### RAW DATA ###

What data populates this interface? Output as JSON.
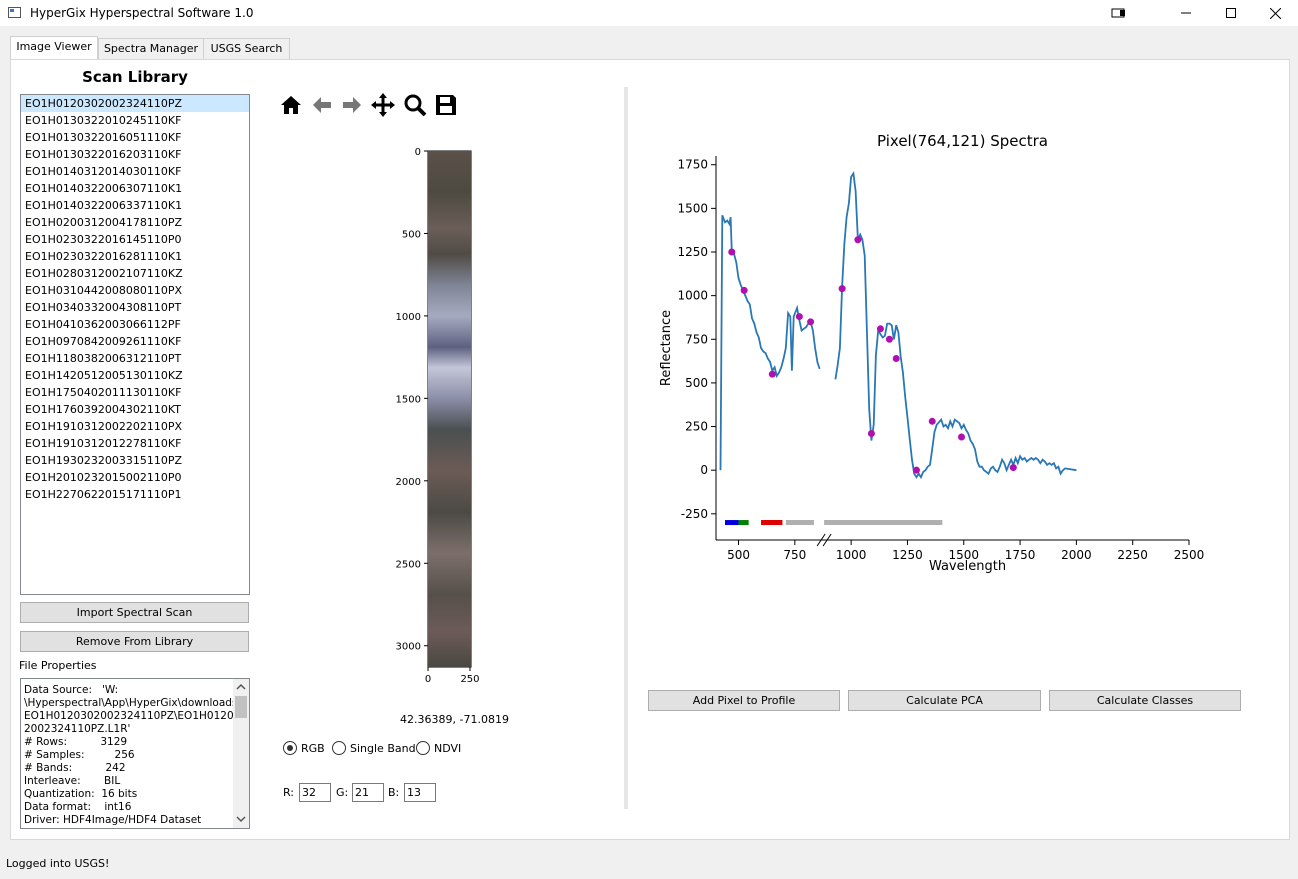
{
  "window": {
    "title": "HyperGix Hyperspectral Software 1.0",
    "controls": [
      "restore",
      "minimize",
      "maximize",
      "close"
    ]
  },
  "tabs": [
    {
      "label": "Image Viewer",
      "active": true
    },
    {
      "label": "Spectra Manager",
      "active": false
    },
    {
      "label": "USGS Search",
      "active": false
    }
  ],
  "library": {
    "title": "Scan Library",
    "selected_index": 0,
    "items": [
      "EO1H0120302002324110PZ",
      "EO1H0130322010245110KF",
      "EO1H0130322016051110KF",
      "EO1H0130322016203110KF",
      "EO1H0140312014030110KF",
      "EO1H0140322006307110K1",
      "EO1H0140322006337110K1",
      "EO1H0200312004178110PZ",
      "EO1H0230322016145110P0",
      "EO1H0230322016281110K1",
      "EO1H0280312002107110KZ",
      "EO1H0310442008080110PX",
      "EO1H0340332004308110PT",
      "EO1H0410362003066112PF",
      "EO1H0970842009261110KF",
      "EO1H1180382006312110PT",
      "EO1H1420512005130110KZ",
      "EO1H1750402011130110KF",
      "EO1H1760392004302110KT",
      "EO1H1910312002202110PX",
      "EO1H1910312012278110KF",
      "EO1H1930232003315110PZ",
      "EO1H2010232015002110P0",
      "EO1H2270622015171110P1"
    ],
    "import_label": "Import Spectral Scan",
    "remove_label": "Remove From Library"
  },
  "file_properties": {
    "label": "File Properties",
    "text": "Data Source:   'W:\n\\Hyperspectral\\App\\HyperGix\\downloads\\\nEO1H0120302002324110PZ\\EO1H012030\n2002324110PZ.L1R'\n# Rows:          3129\n# Samples:         256\n# Bands:          242\nInterleave:       BIL\nQuantization:  16 bits\nData format:    int16\nDriver: HDF4Image/HDF4 Dataset"
  },
  "toolbar": {
    "icons": [
      "home-icon",
      "back-arrow-icon",
      "forward-arrow-icon",
      "pan-icon",
      "zoom-icon",
      "save-icon"
    ]
  },
  "image_view": {
    "y_ticks": [
      "0",
      "500",
      "1000",
      "1500",
      "2000",
      "2500",
      "3000"
    ],
    "x_ticks": [
      "0",
      "250"
    ],
    "coordinates": "42.36389, -71.0819"
  },
  "display_mode": {
    "options": [
      "RGB",
      "Single Band",
      "NDVI"
    ],
    "selected": "RGB"
  },
  "bands": {
    "r_label": "R:",
    "g_label": "G:",
    "b_label": "B:",
    "r": "32",
    "g": "21",
    "b": "13"
  },
  "chart_data": {
    "type": "line",
    "title": "Pixel(764,121) Spectra",
    "xlabel": "Wavelength",
    "ylabel": "Reflectance",
    "xlim": [
      400,
      2500
    ],
    "ylim": [
      -400,
      1800
    ],
    "xticks": [
      500,
      750,
      1000,
      1250,
      1500,
      1750,
      2000,
      2250,
      2500
    ],
    "yticks": [
      -250,
      0,
      250,
      500,
      750,
      1000,
      1250,
      1500,
      1750
    ],
    "line_color": "#2878b4",
    "series": [
      {
        "segments": [
          [
            [
              420,
              0
            ],
            [
              428,
              1460
            ],
            [
              440,
              1420
            ],
            [
              450,
              1430
            ],
            [
              460,
              1410
            ],
            [
              465,
              1450
            ],
            [
              470,
              1250
            ],
            [
              480,
              1240
            ],
            [
              490,
              1190
            ],
            [
              500,
              1100
            ],
            [
              510,
              1060
            ],
            [
              520,
              1030
            ],
            [
              530,
              1000
            ],
            [
              540,
              970
            ],
            [
              550,
              950
            ],
            [
              560,
              870
            ],
            [
              570,
              840
            ],
            [
              580,
              790
            ],
            [
              590,
              760
            ],
            [
              600,
              700
            ],
            [
              610,
              680
            ],
            [
              620,
              670
            ],
            [
              630,
              640
            ],
            [
              640,
              620
            ],
            [
              650,
              570
            ],
            [
              660,
              590
            ],
            [
              670,
              540
            ],
            [
              680,
              560
            ],
            [
              690,
              590
            ],
            [
              700,
              640
            ],
            [
              710,
              700
            ],
            [
              720,
              900
            ],
            [
              730,
              880
            ],
            [
              737,
              570
            ],
            [
              745,
              880
            ],
            [
              760,
              930
            ],
            [
              770,
              860
            ],
            [
              780,
              800
            ],
            [
              790,
              810
            ],
            [
              800,
              820
            ],
            [
              810,
              840
            ],
            [
              820,
              850
            ],
            [
              830,
              800
            ],
            [
              840,
              700
            ],
            [
              850,
              620
            ],
            [
              860,
              580
            ]
          ],
          [
            [
              930,
              520
            ],
            [
              940,
              600
            ],
            [
              950,
              700
            ],
            [
              960,
              1050
            ],
            [
              970,
              1300
            ],
            [
              980,
              1450
            ],
            [
              990,
              1530
            ],
            [
              1000,
              1680
            ],
            [
              1010,
              1700
            ],
            [
              1020,
              1600
            ],
            [
              1030,
              1320
            ],
            [
              1040,
              1350
            ],
            [
              1050,
              1320
            ],
            [
              1060,
              1230
            ],
            [
              1070,
              800
            ],
            [
              1080,
              350
            ],
            [
              1090,
              170
            ],
            [
              1100,
              260
            ],
            [
              1110,
              660
            ],
            [
              1120,
              800
            ],
            [
              1130,
              780
            ],
            [
              1140,
              760
            ],
            [
              1150,
              770
            ],
            [
              1160,
              840
            ],
            [
              1170,
              840
            ],
            [
              1180,
              830
            ],
            [
              1190,
              750
            ],
            [
              1200,
              830
            ],
            [
              1210,
              790
            ],
            [
              1220,
              650
            ],
            [
              1230,
              560
            ],
            [
              1240,
              420
            ],
            [
              1250,
              300
            ],
            [
              1260,
              180
            ],
            [
              1270,
              60
            ],
            [
              1280,
              -20
            ],
            [
              1290,
              -40
            ],
            [
              1300,
              -20
            ],
            [
              1310,
              -40
            ],
            [
              1320,
              -10
            ],
            [
              1330,
              0
            ],
            [
              1340,
              20
            ],
            [
              1350,
              30
            ],
            [
              1360,
              120
            ],
            [
              1370,
              220
            ],
            [
              1380,
              260
            ],
            [
              1400,
              290
            ],
            [
              1410,
              250
            ],
            [
              1420,
              260
            ],
            [
              1430,
              240
            ],
            [
              1440,
              280
            ],
            [
              1450,
              250
            ],
            [
              1460,
              290
            ],
            [
              1470,
              280
            ],
            [
              1480,
              270
            ],
            [
              1490,
              240
            ],
            [
              1500,
              260
            ],
            [
              1510,
              230
            ],
            [
              1520,
              210
            ],
            [
              1530,
              170
            ],
            [
              1540,
              150
            ],
            [
              1550,
              120
            ],
            [
              1560,
              50
            ],
            [
              1570,
              20
            ],
            [
              1580,
              20
            ],
            [
              1590,
              0
            ],
            [
              1600,
              -10
            ],
            [
              1610,
              -20
            ],
            [
              1620,
              10
            ],
            [
              1630,
              20
            ],
            [
              1640,
              0
            ],
            [
              1650,
              -10
            ],
            [
              1660,
              20
            ],
            [
              1670,
              60
            ],
            [
              1680,
              40
            ],
            [
              1690,
              0
            ],
            [
              1700,
              30
            ],
            [
              1710,
              60
            ],
            [
              1720,
              30
            ],
            [
              1730,
              70
            ],
            [
              1740,
              40
            ],
            [
              1750,
              80
            ],
            [
              1760,
              60
            ],
            [
              1770,
              70
            ],
            [
              1780,
              50
            ],
            [
              1790,
              60
            ],
            [
              1800,
              70
            ],
            [
              1810,
              60
            ],
            [
              1820,
              70
            ],
            [
              1830,
              60
            ],
            [
              1840,
              40
            ],
            [
              1850,
              60
            ],
            [
              1860,
              50
            ],
            [
              1870,
              30
            ],
            [
              1880,
              40
            ],
            [
              1890,
              30
            ],
            [
              1900,
              40
            ],
            [
              1910,
              10
            ],
            [
              1920,
              20
            ],
            [
              1930,
              -20
            ],
            [
              1940,
              0
            ],
            [
              1950,
              10
            ],
            [
              2000,
              0
            ]
          ]
        ]
      }
    ],
    "sample_points": [
      [
        470,
        1250
      ],
      [
        525,
        1030
      ],
      [
        650,
        550
      ],
      [
        770,
        880
      ],
      [
        820,
        850
      ],
      [
        960,
        1040
      ],
      [
        1030,
        1320
      ],
      [
        1090,
        210
      ],
      [
        1130,
        810
      ],
      [
        1170,
        750
      ],
      [
        1200,
        640
      ],
      [
        1290,
        0
      ],
      [
        1360,
        280
      ],
      [
        1490,
        190
      ],
      [
        1720,
        15
      ]
    ],
    "sample_color": "#b010b0",
    "band_bars": [
      {
        "color": "#0000dd",
        "from": 440,
        "to": 500
      },
      {
        "color": "#008000",
        "from": 500,
        "to": 545
      },
      {
        "color": "#dd0000",
        "from": 600,
        "to": 695
      },
      {
        "color": "#b0b0b0",
        "from": 710,
        "to": 835
      },
      {
        "color": "#b0b0b0",
        "from": 880,
        "to": 1405
      }
    ]
  },
  "actions": {
    "add_pixel_label": "Add Pixel to Profile",
    "pca_label": "Calculate PCA",
    "classes_label": "Calculate Classes"
  },
  "status": "Logged into USGS!"
}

###

### SHORT PROBLEM
Pick out each line above that includes "title" and show it.

### PROBLEM SOLUTION
    "title": "HyperGix Hyperspectral Software 1.0",
    "title": "Scan Library",
    "title": "Pixel(764,121) Spectra",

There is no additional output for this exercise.